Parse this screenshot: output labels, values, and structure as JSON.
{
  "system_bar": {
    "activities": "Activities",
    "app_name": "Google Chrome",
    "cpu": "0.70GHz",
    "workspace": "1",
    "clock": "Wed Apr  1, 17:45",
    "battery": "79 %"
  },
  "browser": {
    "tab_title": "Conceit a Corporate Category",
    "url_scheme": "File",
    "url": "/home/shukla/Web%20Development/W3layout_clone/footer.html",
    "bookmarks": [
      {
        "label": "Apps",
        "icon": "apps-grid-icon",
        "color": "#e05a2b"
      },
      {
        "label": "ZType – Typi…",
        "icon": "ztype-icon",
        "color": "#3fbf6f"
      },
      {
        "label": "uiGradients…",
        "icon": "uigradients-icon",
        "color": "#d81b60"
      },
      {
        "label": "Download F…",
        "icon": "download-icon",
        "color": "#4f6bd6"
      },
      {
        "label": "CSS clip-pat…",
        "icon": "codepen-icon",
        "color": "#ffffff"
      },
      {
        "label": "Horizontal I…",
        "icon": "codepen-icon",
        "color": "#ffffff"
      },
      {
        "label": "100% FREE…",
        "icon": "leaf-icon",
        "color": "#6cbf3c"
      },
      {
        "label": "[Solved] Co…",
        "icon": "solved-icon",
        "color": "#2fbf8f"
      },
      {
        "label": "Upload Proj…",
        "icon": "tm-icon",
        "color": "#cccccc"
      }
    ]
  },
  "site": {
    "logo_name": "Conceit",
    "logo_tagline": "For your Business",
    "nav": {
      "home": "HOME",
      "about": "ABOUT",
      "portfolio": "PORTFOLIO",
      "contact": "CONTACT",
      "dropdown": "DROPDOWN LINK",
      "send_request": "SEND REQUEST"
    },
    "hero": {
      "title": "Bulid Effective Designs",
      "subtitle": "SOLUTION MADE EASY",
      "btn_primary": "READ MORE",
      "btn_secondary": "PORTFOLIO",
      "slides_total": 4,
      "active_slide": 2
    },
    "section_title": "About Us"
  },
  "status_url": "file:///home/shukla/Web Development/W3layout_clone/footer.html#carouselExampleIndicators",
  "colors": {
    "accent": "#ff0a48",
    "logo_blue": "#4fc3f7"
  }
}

* [What needs to be done] Work out how many lines in the records above hold the string "Conceit", then give only that count.

* [Solution to the exercise] 2